▶ 수행할 과제:
아래 목록의 모든 줄을 '번호'와 '항목' 두 열로 된 마크다운 표로 정리하세요. 빈 줄은 빼고, 그림은 답에 넣지 마세요.

▶ 이미지 레이아웃 주석:
· · ·

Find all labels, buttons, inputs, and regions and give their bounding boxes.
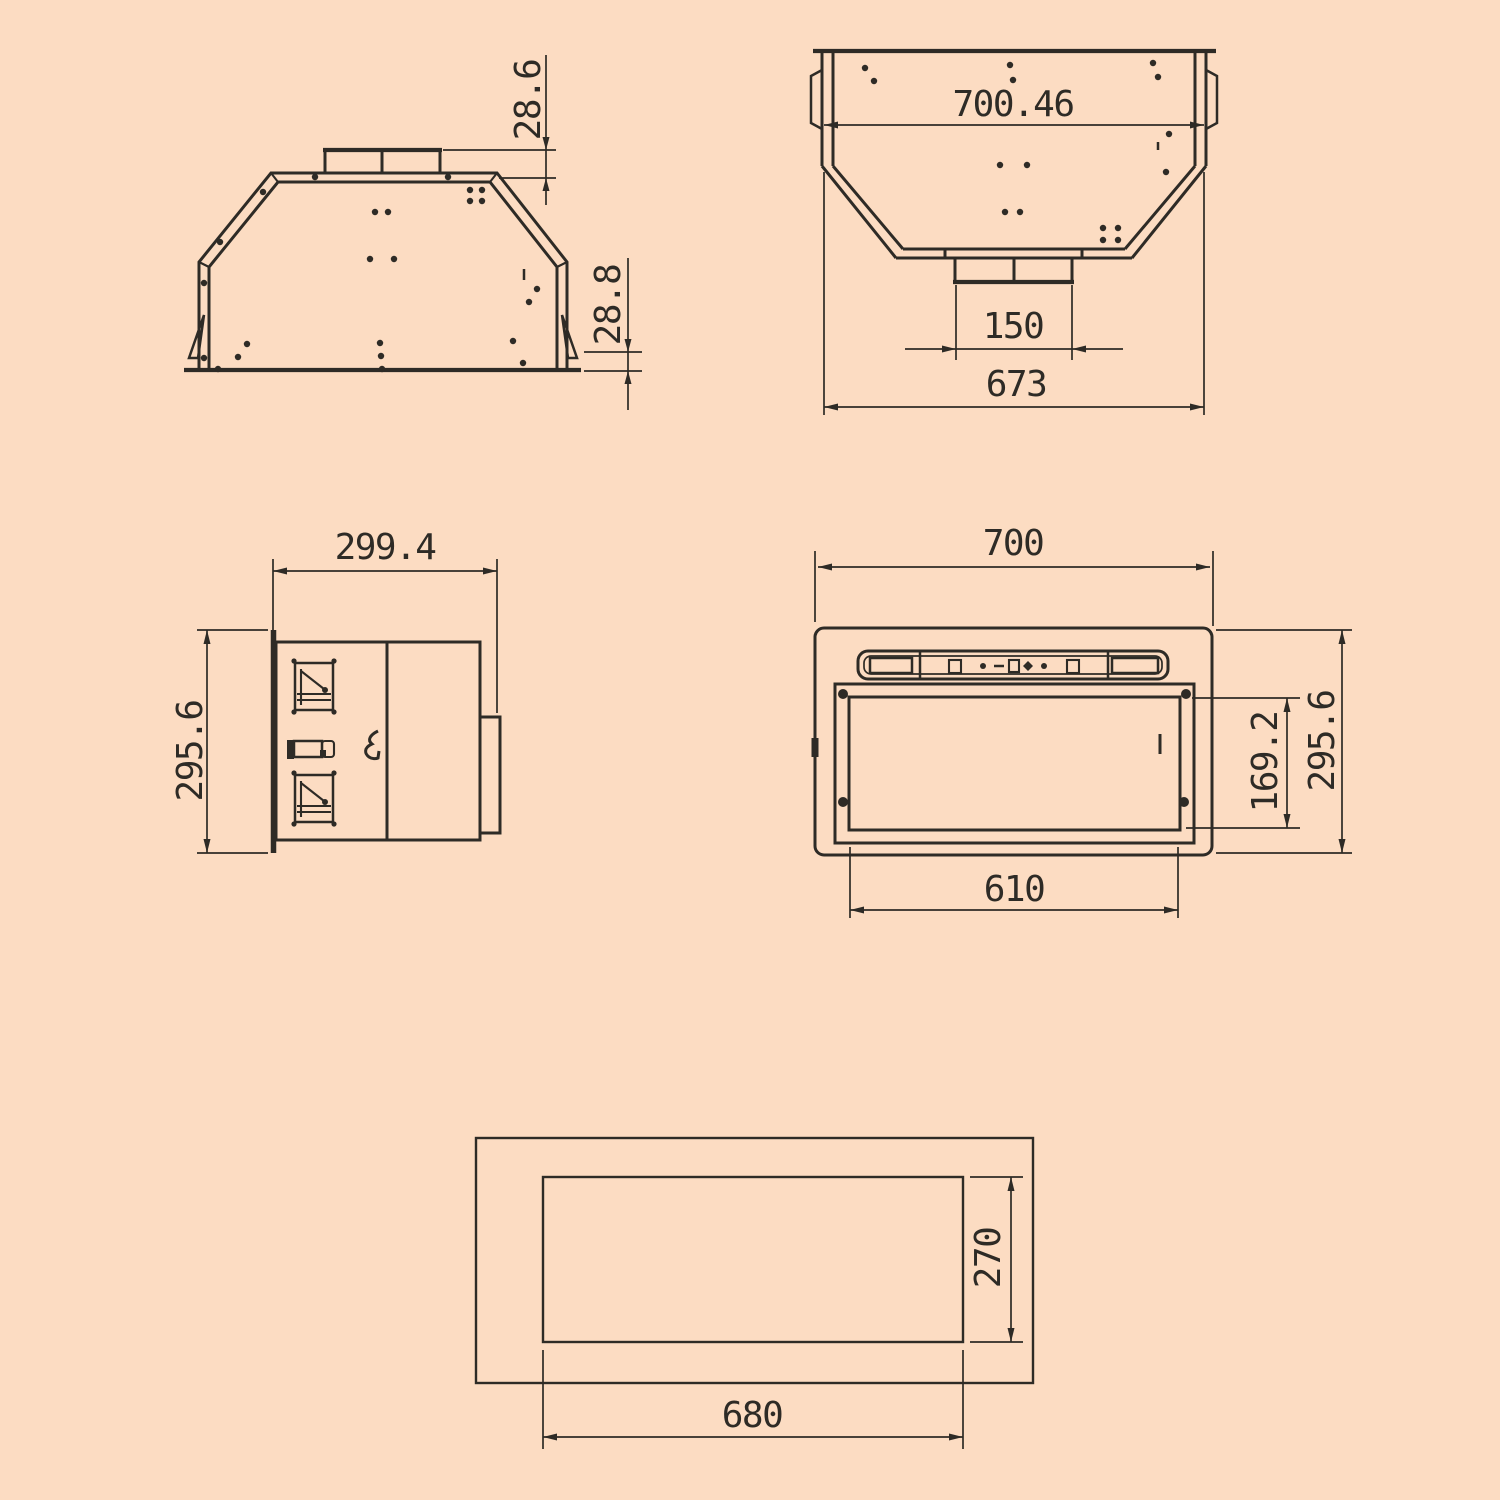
display-window [1009,660,1019,672]
filter-panel [849,697,1180,830]
filter-height-dimension: 169.2 [1186,698,1300,828]
top-width-dimension: 700.46 [824,84,1204,129]
lower-bracket [291,770,336,826]
flange-height-value: 28.8 [588,265,629,346]
cutout-depth-dimension: 270 [968,1177,1023,1342]
indicator-diamond [1023,661,1033,671]
overall-width-value: 700 [983,523,1044,564]
depth-dimension: 299.4 [273,527,497,713]
frame-screws [838,689,1191,807]
cutout-view: 270 680 [476,1138,1033,1449]
right-foot [562,315,577,358]
button-right [1067,660,1079,673]
exhaust-duct-top [955,258,1072,282]
control-panel [858,651,1168,679]
technical-drawing: 28.6 28.8 700 [0,0,1500,1500]
hood-corner-joints [199,173,567,267]
cutout-opening [543,1177,963,1342]
filter-width-dimension: 610 [850,847,1178,918]
duct-height-value: 28.6 [508,60,549,141]
overall-width-dimension: 700 [815,523,1213,626]
depth-value: 299.4 [335,527,436,568]
filter-width-value: 610 [984,869,1045,910]
top-view: 700.46 150 673 [811,51,1217,415]
side-view: 299.4 295.6 [170,527,500,853]
cabinet-outline [476,1138,1033,1383]
drawing-canvas: 28.6 28.8 700 [0,0,1500,1500]
bottom-face-view: 700 295.6 169.2 610 [815,523,1352,918]
exhaust-duct-front [325,150,440,173]
side-height-dimension: 295.6 [170,630,268,853]
bottom-panel [815,628,1212,855]
left-lamp [870,658,912,673]
cutout-width-value: 680 [722,1395,783,1436]
duct-width-dimension: 150 [905,285,1123,360]
cable-glyph [366,731,379,759]
middle-connector [287,740,334,759]
front-view: 28.6 28.8 [184,55,642,410]
front-screw-dots [201,174,540,372]
rear-flange [480,717,500,833]
filter-height-value: 169.2 [1245,712,1286,813]
indicator-dot-1 [980,663,986,669]
button-left [949,660,961,673]
slanted-walls [822,166,1206,258]
body-width-dimension: 673 [824,172,1204,415]
side-height-value: 295.6 [170,701,211,802]
cutout-depth-value: 270 [968,1228,1009,1289]
flange-height-dimension: 28.8 [584,258,642,410]
duct-width-value: 150 [983,306,1044,347]
upper-bracket [291,658,336,714]
top-width-value: 700.46 [952,84,1073,125]
indicator-dot-2 [1041,663,1047,669]
cutout-width-dimension: 680 [543,1350,963,1449]
filter-frame [835,684,1194,843]
overall-depth-value: 295.6 [1302,691,1343,792]
body-width-value: 673 [986,364,1047,405]
hood-inner-line [209,182,557,370]
right-lamp [1112,658,1158,673]
left-foot [189,315,204,358]
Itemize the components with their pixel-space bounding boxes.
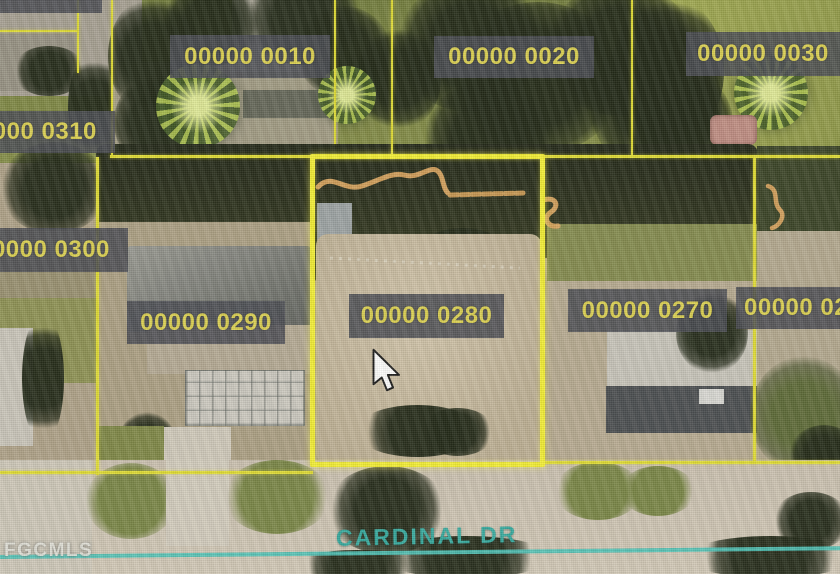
parcel-label-0030: 00000 0030 bbox=[686, 32, 840, 76]
parcel-boundary-line bbox=[631, 0, 633, 155]
parcel-label-clipped-top: 00000 0320 bbox=[0, 0, 102, 13]
parcel-label-0280: 00000 0280 bbox=[349, 294, 504, 338]
parcel-boundary-line bbox=[0, 30, 78, 32]
parcel-label-0270: 00000 0270 bbox=[568, 289, 727, 332]
parcel-boundary-line bbox=[0, 471, 313, 474]
parcel-label-0310: 00000 0310 bbox=[0, 111, 115, 153]
parcel-label-0290: 00000 0290 bbox=[127, 301, 285, 344]
street-name-label: CARDINAL DR bbox=[336, 521, 518, 552]
parcel-boundary-line bbox=[334, 0, 336, 144]
parcel-label-0010: 00000 0010 bbox=[170, 35, 330, 78]
parcel-boundary-line bbox=[96, 157, 99, 475]
mouse-cursor bbox=[372, 348, 402, 395]
parcel-label-0300: 00000 0300 bbox=[0, 228, 128, 272]
mls-watermark: FGCMLS bbox=[4, 540, 93, 562]
parcel-map[interactable]: 00000 0320 00000 0010 00000 0020 00000 0… bbox=[0, 0, 840, 574]
parcel-boundary-line bbox=[542, 461, 840, 464]
parcel-label-0020: 00000 0020 bbox=[434, 36, 594, 78]
parcel-label-clipped-right: 00000 02 bbox=[736, 287, 840, 329]
parcel-boundary-line bbox=[391, 0, 393, 158]
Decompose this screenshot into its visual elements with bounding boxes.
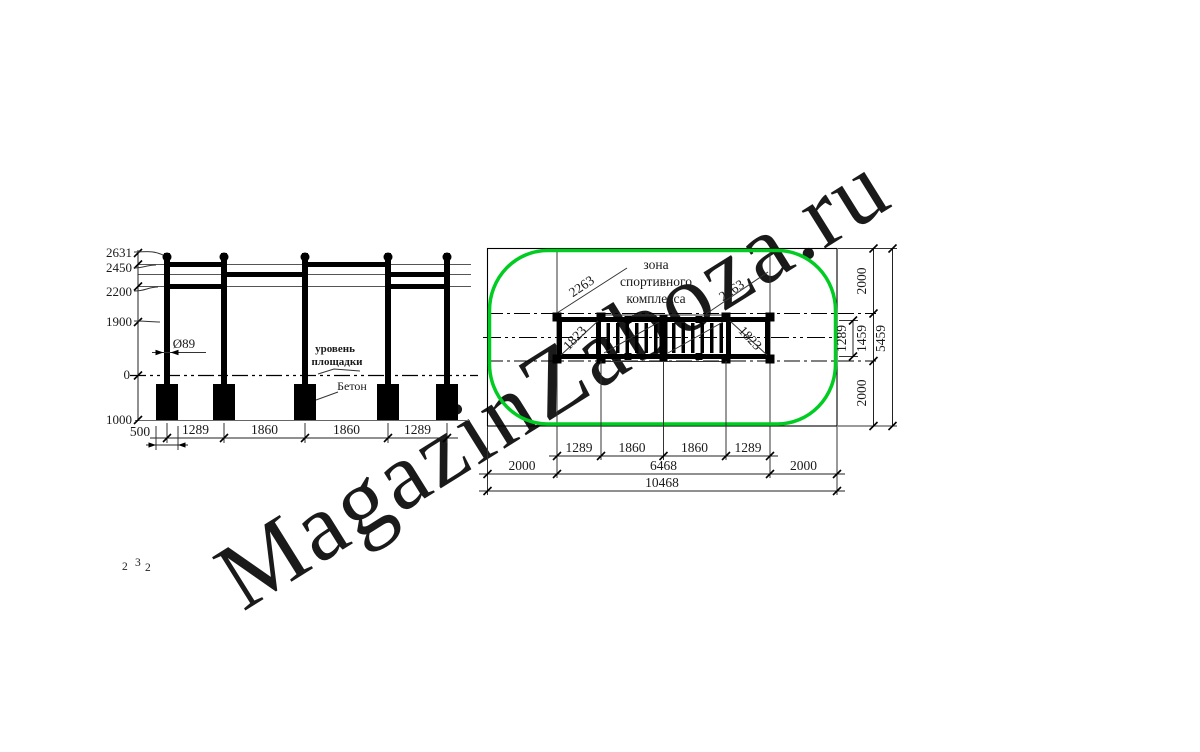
height-label-2450: 2450 <box>106 260 132 275</box>
height-label-0: 0 <box>124 367 131 382</box>
height-label-2631: 2631 <box>106 245 132 260</box>
diameter-callout: Ø89 <box>152 336 206 355</box>
height-dimension: 2631 2450 2200 1900 0 1000 <box>106 245 163 427</box>
plan-dim-1860-right: 1860 <box>681 440 708 455</box>
right-dim-bottom-2000: 2000 <box>854 379 869 406</box>
drawing-page: MagazinZaboza.ru <box>0 0 1200 752</box>
plan-dim-1289-left: 1289 <box>566 440 593 455</box>
height-label-2200: 2200 <box>106 284 132 299</box>
corner-note: 2 3 2 <box>122 557 151 574</box>
corner-note-1: 2 <box>122 561 128 573</box>
drawing-canvas: MagazinZaboza.ru <box>0 0 1200 752</box>
corner-note-3: 2 <box>145 562 151 574</box>
concrete-label: Бетон <box>316 379 367 400</box>
center-post <box>660 315 668 361</box>
level-label-line2: площадки <box>311 356 363 368</box>
plan-dim-10468: 10468 <box>645 475 679 490</box>
right-dimensions: 2000 1289 1459 2000 5459 <box>834 245 897 431</box>
concrete-label-text: Бетон <box>337 379 367 393</box>
plan-dim-6468: 6468 <box>650 458 677 473</box>
corner-note-2: 3 <box>135 557 141 569</box>
level-label-line1: уровень <box>315 343 355 355</box>
height-label-1900: 1900 <box>106 314 132 329</box>
plan-dim-1860-left: 1860 <box>619 440 646 455</box>
foundation-width-label: 500 <box>130 424 151 439</box>
zone-label-line3: комплекса <box>626 291 685 306</box>
span-label-2: 1860 <box>251 422 278 437</box>
diameter-label: Ø89 <box>173 336 195 351</box>
right-dim-1289: 1289 <box>834 325 849 352</box>
span-label-4: 1289 <box>404 422 431 437</box>
span-label-1: 1289 <box>182 422 209 437</box>
span-label-3: 1860 <box>333 422 360 437</box>
ground-level-label: уровень площадки <box>311 343 363 374</box>
foundation-width-dimension: 500 <box>130 424 188 450</box>
plan-dim-2000-right: 2000 <box>790 458 817 473</box>
plan-dim-2000-left: 2000 <box>509 458 536 473</box>
right-dim-5459: 5459 <box>873 325 888 352</box>
right-dim-1459: 1459 <box>854 325 869 352</box>
right-dim-top-2000: 2000 <box>854 267 869 294</box>
zone-label-line2: спортивного <box>620 274 692 289</box>
posts <box>163 253 452 419</box>
plan-dim-1289-right: 1289 <box>735 440 762 455</box>
zone-label-line1: зона <box>643 257 668 272</box>
height-label-1000: 1000 <box>106 412 132 427</box>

· · ·

▶ 연습 문제 풀이:
| 번호 | 항목 |
|---|---|
| 1 | Find all labels, buttons, inputs, and regions and give their bounding boxes. |
| 2 | display-window [1009,660,1019,672] |
| 3 | filter-panel [849,697,1180,830] |
| 4 | filter-height-dimension: 169.2 [1186,698,1300,828] |
| 5 | top-width-dimension: 700.46 [824,84,1204,129] |
| 6 | lower-bracket [291,770,336,826] |
| 7 | flange-height-value: 28.8 [588,265,629,346] |
| 8 | cutout-depth-dimension: 270 [968,1177,1023,1342] |
| 9 | indicator-diamond [1023,661,1033,671] |
| 10 | overall-width-value: 700 [983,523,1044,564] |
| 11 | depth-dimension: 299.4 [273,527,497,713] |
| 12 | frame-screws [838,689,1191,807] |
| 13 | cutout-view: 270 680 [476,1138,1033,1449] |
| 14 | right-foot [562,315,577,358] |
| 15 | button-right [1067,660,1079,673] |
| 16 | exhaust-duct-top [955,258,1072,282] |
| 17 | control-panel [858,651,1168,679] |
| 18 | technical-drawing: 28.6 28.8 700 [0,0,1500,1500] |
| 19 | hood-corner-joints [199,173,567,267] |
| 20 | cutout-opening [543,1177,963,1342] |
| 21 | filter-width-dimension: 610 [850,847,1178,918] |
| 22 | duct-height-value: 28.6 [508,60,549,141] |
| 23 | overall-width-dimension: 700 [815,523,1213,626] |
| 24 | depth-value: 299.4 [335,527,436,568] |
| 25 | filter-width-value: 610 [984,869,1045,910] |
| 26 | top-view: 700.46 150 673 [811,51,1217,415] |
| 27 | side-view: 299.4 295.6 [170,527,500,853] |
| 28 | cabinet-outline [476,1138,1033,1383] |
| 29 | drawing-canvas: 28.6 28.8 700 [0,0,1500,1500] |
| 30 | bottom-face-view: 700 295.6 169.2 610 [815,523,1352,918] |
| 31 | exhaust-duct-front [325,150,440,173] |
| 32 | side-height-dimension: 295.6 [170,630,268,853] |
| 33 | bottom-panel [815,628,1212,855] |
| 34 | left-lamp [870,658,912,673] |
| 35 | cutout-width-value: 680 [722,1395,783,1436] |
| 36 | duct-width-dimension: 150 [905,285,1123,360] |
| 37 | cable-glyph [366,731,379,759] |
| 38 | middle-connector [287,740,334,759] |
| 39 | front-view: 28.6 28.8 [184,55,642,410] |
| 40 | front-screw-dots [201,174,540,372] |
| 41 | rear-flange [480,717,500,833] |
| 42 | filter-height-value: 169.2 [1245,712,1286,813] |
| 43 | indicator-dot-1 [980,663,986,669] |
| 44 | button-left [949,660,961,673] |
| 45 | slanted-walls [822,166,1206,258] |
| 46 | body-width-dimension: 673 [824,172,1204,415] |
| 47 | side-height-value: 295.6 [170,701,211,802] |
| 48 | cutout-depth-value: 270 [968,1228,1009,1289] |
| 49 | flange-height-dimension: 28.8 [584,258,642,410] |
| 50 | duct-width-value: 150 [983,306,1044,347] |
| 51 | upper-bracket [291,658,336,714] |
| 52 | top-width-value: 700.46 [952,84,1073,125] |
| 53 | indicator-dot-2 [1041,663,1047,669] |
| 54 | cutout-width-dimension: 680 [543,1350,963,1449] |
| 55 | filter-frame [835,684,1194,843] |
| 56 | overall-depth-value: 295.6 [1302,691,1343,792] |
| 57 | body-width-value: 673 [986,364,1047,405] |
| 58 | hood-inner-line [209,182,557,370] |
| 59 | right-lamp [1112,658,1158,673] |
| 60 | left-foot [189,315,204,358] |
| 61 | Itemize the components with their pixel-space bounding boxes. |
| 62 | parcel-label-0030: 00000 0030 bbox=[686, 32, 840, 76] |
| 63 | parcel-boundary-line bbox=[631, 0, 633, 155] |
| 64 | parcel-label-clipped-top: 00000 0320 bbox=[0, 0, 102, 13] |
| 65 | parcel-label-0280: 00000 0280 bbox=[349, 294, 504, 338] |
| 66 | parcel-boundary-line bbox=[0, 30, 78, 32] |
| 67 | parcel-label-0270: 00000 0270 bbox=[568, 289, 727, 332] |
| 68 | parcel-boundary-line bbox=[0, 471, 313, 474] |
| 69 | parcel-label-0310: 00000 0310 bbox=[0, 111, 115, 153] |
| 70 | parcel-label-0290: 00000 0290 bbox=[127, 301, 285, 344] |
| 71 | street-name-label: CARDINAL DR bbox=[336, 521, 518, 552] |
| 72 | parcel-boundary-line bbox=[334, 0, 336, 144] |
| 73 | parcel-label-0010: 00000 0010 bbox=[170, 35, 330, 78] |
| 74 | parcel-boundary-line bbox=[96, 157, 99, 475] |
| 75 | mouse-cursor bbox=[372, 348, 402, 395] |
| 76 | parcel-label-0300: 00000 0300 bbox=[0, 228, 128, 272] |
| 77 | mls-watermark: FGCMLS bbox=[4, 540, 93, 562] |
| 78 | parcel-map[interactable]: 00000 0320 00000 0010 00000 0020 00000 0… bbox=[0, 0, 840, 574] |
| 79 | parcel-boundary-line bbox=[542, 461, 840, 464] |
| 80 | parcel-label-0020: 00000 0020 bbox=[434, 36, 594, 78] |
| 81 | parcel-label-clipped-right: 00000 02 bbox=[736, 287, 840, 329] |
| 82 | parcel-boundary-line bbox=[391, 0, 393, 158] |
| 83 | Decompose this screenshot into its visual elements with bounding boxes. |
| 84 | height-label-2450: 2450 <box>106 260 132 275</box> |
| 85 | height-label-0: 0 <box>124 367 131 382</box> |
| 86 | height-label-2631: 2631 <box>106 245 132 260</box> |
| 87 | diameter-callout: Ø89 <box>152 336 206 355</box> |
| 88 | height-dimension: 2631 2450 2200 1900 0 1000 <box>106 245 163 427</box> |
| 89 | plan-dim-1860-right: 1860 <box>681 440 708 455</box> |
| 90 | right-dim-bottom-2000: 2000 <box>854 379 869 406</box> |
| 91 | drawing-page: MagazinZaboza.ru <box>0 0 1200 752</box> |
| 92 | plan-dim-1289-left: 1289 <box>566 440 593 455</box> |
| 93 | height-label-2200: 2200 <box>106 284 132 299</box> |
| 94 | corner-note: 2 3 2 <box>122 557 151 574</box> |
| 95 | corner-note-1: 2 <box>122 561 128 573</box> |
| 96 | drawing-canvas: MagazinZaboza.ru <box>0 0 1200 752</box> |
| 97 | corner-note-3: 2 <box>145 562 151 574</box> |
| 98 | concrete-label: Бетон <box>316 379 367 400</box> |
| 99 | center-post <box>660 315 668 361</box> |
| 100 | level-label-line2: площадки <box>311 356 363 368</box> |
| 101 | plan-dim-10468: 10468 <box>645 475 679 490</box> |
| 102 | right-dimensions: 2000 1289 1459 2000 5459 <box>834 245 897 431</box> |
| 103 | concrete-label-text: Бетон <box>337 379 367 393</box> |
| 104 | plan-dim-6468: 6468 <box>650 458 677 473</box> |
| 105 | corner-note-2: 3 <box>135 557 141 569</box> |
| 106 | level-label-line1: уровень <box>315 343 355 355</box> |
| 107 | height-label-1900: 1900 <box>106 314 132 329</box> |
| 108 | plan-dim-1860-left: 1860 <box>619 440 646 455</box> |
| 109 | foundation-width-label: 500 <box>130 424 151 439</box> |
| 110 | zone-label-line3: комплекса <box>626 291 685 306</box> |
| 111 | span-label-2: 1860 <box>251 422 278 437</box> |
| 112 | diameter-label: Ø89 <box>173 336 195 351</box> |
| 113 | right-dim-1289: 1289 <box>834 325 849 352</box> |
| 114 | span-label-4: 1289 <box>404 422 431 437</box> |
| 115 | span-label-1: 1289 <box>182 422 209 437</box> |
| 116 | span-label-3: 1860 <box>333 422 360 437</box> |
| 117 | ground-level-label: уровень площадки <box>311 343 363 374</box> |
| 118 | foundation-width-dimension: 500 <box>130 424 188 450</box> |
| 119 | plan-dim-2000-right: 2000 <box>790 458 817 473</box> |
| 120 | plan-dim-2000-left: 2000 <box>509 458 536 473</box> |
| 121 | right-dim-5459: 5459 <box>873 325 888 352</box> |
| 122 | right-dim-1459: 1459 <box>854 325 869 352</box> |
| 123 | right-dim-top-2000: 2000 <box>854 267 869 294</box> |
| 124 | zone-label-line2: спортивного <box>620 274 692 289</box> |
| 125 | posts <box>163 253 452 419</box> |
| 126 | plan-dim-1289-right: 1289 <box>735 440 762 455</box> |
| 127 | zone-label-line1: зона <box>643 257 668 272</box> |
| 128 | height-label-1000: 1000 <box>106 412 132 427</box> |